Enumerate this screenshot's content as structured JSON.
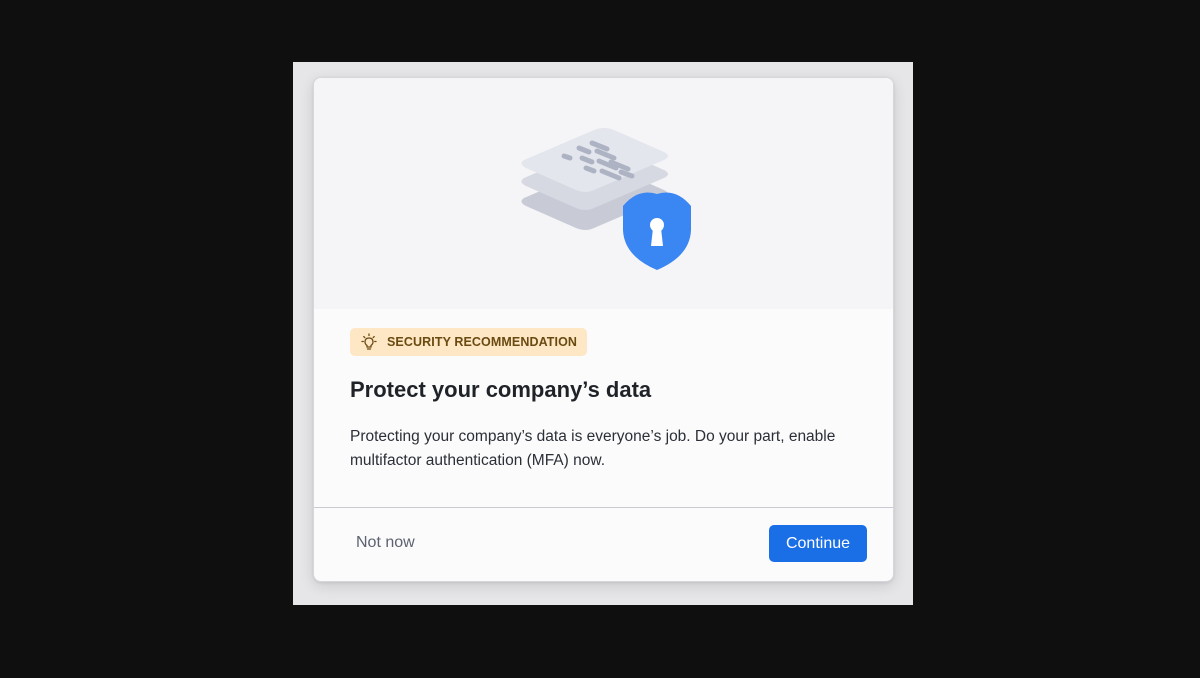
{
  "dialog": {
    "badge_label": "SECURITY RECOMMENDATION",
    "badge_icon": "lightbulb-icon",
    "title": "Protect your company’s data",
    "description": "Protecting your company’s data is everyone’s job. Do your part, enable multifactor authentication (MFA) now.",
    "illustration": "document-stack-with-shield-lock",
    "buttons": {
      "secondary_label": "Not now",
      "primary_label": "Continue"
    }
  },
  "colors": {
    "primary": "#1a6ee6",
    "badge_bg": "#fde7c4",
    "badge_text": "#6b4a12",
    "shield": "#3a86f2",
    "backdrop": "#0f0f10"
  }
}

━━━━━━━━━━━━━━━━━━━━━━━━━━━━━━

Every line containing the string "company" must be listed.

    "title": "Protect your company’s data",
    "description": "Protecting your company’s data is everyone’s job. Do your part, enable multifactor authentication (MFA) now.",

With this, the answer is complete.